- [TASK DESCRIPTION] From the entries below, copy out every line with "Comparing" in it.
___
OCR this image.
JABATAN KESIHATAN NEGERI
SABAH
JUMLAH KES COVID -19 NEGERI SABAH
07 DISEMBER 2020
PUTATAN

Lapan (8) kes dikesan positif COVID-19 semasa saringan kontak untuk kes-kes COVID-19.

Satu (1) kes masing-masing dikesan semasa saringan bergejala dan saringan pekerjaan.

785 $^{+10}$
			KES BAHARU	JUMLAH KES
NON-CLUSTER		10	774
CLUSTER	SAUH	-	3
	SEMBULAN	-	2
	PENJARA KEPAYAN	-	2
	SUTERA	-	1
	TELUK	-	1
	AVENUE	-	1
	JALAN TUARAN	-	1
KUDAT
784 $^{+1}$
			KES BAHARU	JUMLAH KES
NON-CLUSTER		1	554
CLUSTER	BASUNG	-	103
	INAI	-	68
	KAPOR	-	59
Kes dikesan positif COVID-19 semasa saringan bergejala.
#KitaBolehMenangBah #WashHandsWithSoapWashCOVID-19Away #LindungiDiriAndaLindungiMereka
___
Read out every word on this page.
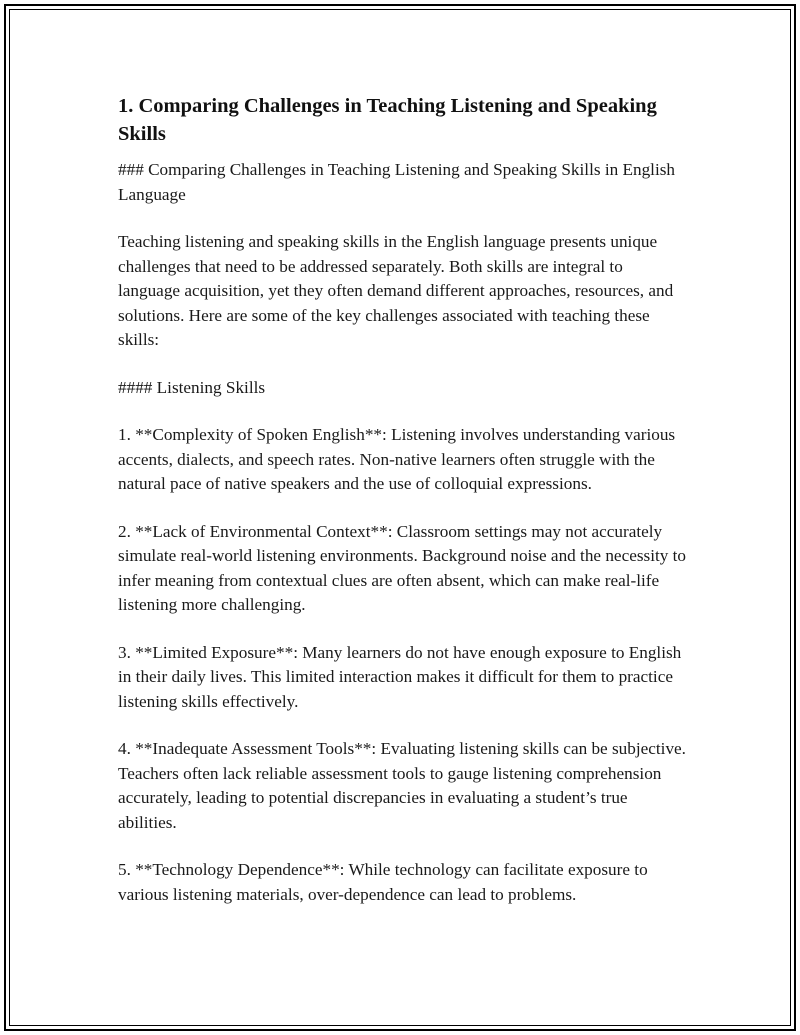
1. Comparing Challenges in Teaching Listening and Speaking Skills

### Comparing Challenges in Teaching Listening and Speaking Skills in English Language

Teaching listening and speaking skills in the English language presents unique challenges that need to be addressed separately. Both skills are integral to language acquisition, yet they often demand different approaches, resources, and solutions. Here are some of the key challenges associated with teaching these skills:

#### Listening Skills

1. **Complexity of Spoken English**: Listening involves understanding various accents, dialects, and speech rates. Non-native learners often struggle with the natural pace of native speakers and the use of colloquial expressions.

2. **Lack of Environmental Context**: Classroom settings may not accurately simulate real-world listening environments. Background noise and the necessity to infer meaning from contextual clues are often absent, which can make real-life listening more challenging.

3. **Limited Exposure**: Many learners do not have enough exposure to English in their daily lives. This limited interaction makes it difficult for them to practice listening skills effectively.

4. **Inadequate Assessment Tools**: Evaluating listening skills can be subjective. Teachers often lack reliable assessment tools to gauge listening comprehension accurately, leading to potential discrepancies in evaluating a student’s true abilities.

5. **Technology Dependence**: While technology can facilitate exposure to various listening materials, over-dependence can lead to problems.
___
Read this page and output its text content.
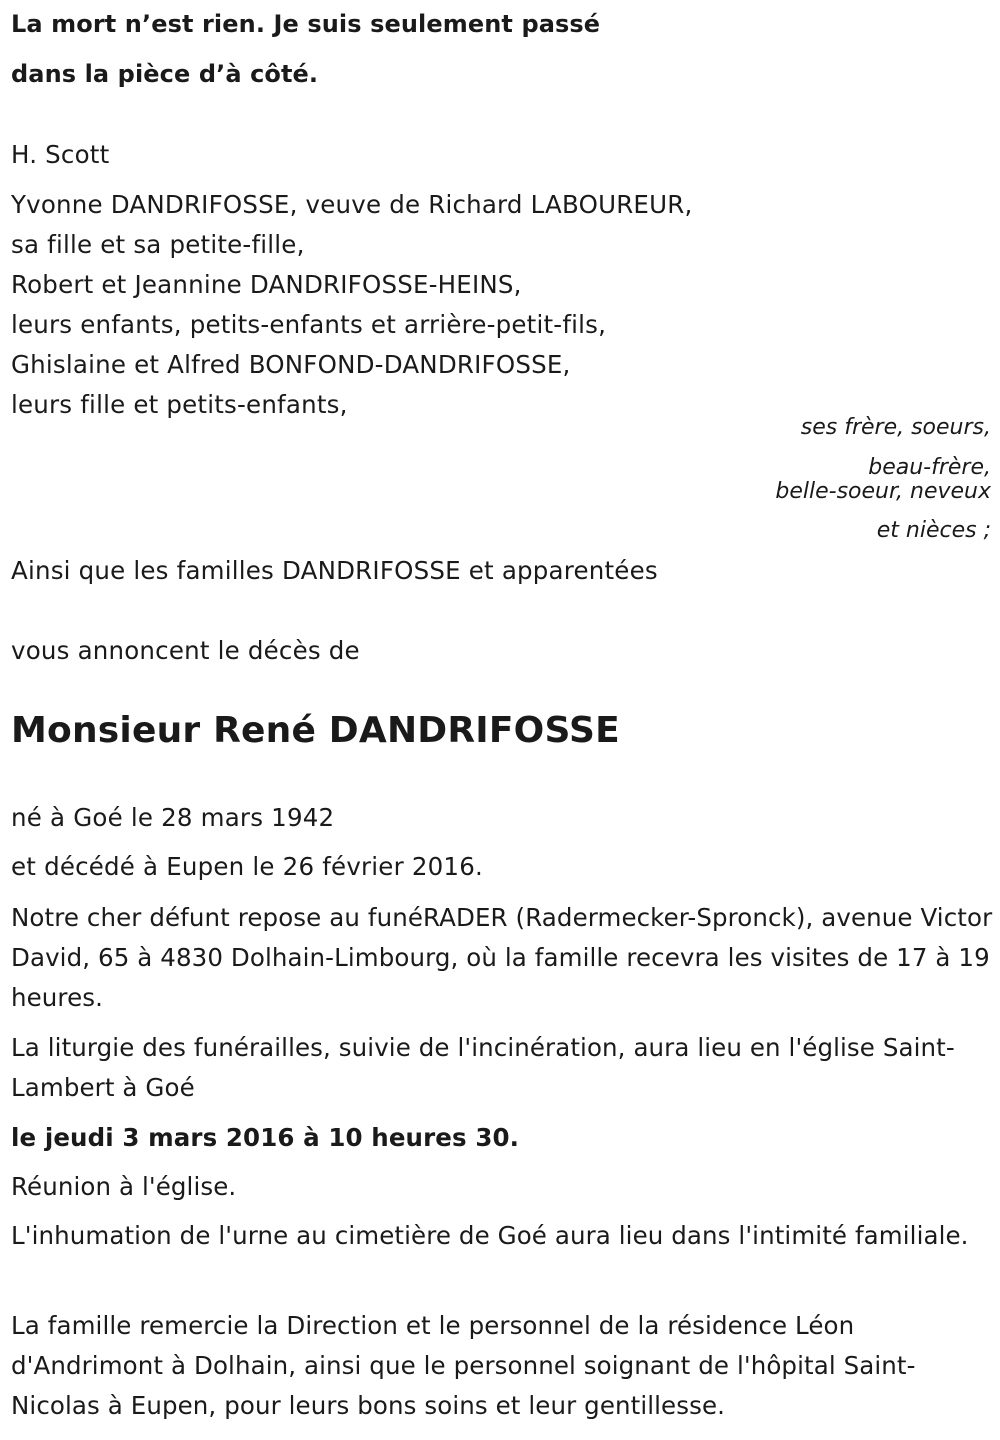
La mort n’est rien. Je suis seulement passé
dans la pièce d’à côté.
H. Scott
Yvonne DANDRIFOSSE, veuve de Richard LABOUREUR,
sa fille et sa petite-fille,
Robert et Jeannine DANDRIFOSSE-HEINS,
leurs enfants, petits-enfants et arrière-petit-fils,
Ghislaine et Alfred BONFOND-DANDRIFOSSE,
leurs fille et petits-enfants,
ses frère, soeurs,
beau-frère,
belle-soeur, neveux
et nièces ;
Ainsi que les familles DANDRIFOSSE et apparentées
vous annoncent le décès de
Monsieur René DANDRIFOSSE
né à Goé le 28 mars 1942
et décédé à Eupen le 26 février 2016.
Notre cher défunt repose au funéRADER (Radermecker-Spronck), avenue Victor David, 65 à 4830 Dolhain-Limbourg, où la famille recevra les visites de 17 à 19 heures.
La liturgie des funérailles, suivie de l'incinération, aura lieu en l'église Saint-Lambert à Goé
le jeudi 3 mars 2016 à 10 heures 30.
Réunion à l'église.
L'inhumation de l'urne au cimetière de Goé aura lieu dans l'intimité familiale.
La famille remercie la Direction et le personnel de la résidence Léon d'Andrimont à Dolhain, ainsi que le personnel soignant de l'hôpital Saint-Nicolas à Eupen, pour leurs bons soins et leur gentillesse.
___
- [OUTPUT OF THE EXERCISE]
1. Comparing Challenges in Teaching Listening and Speaking Skills
### Comparing Challenges in Teaching Listening and Speaking Skills in English Language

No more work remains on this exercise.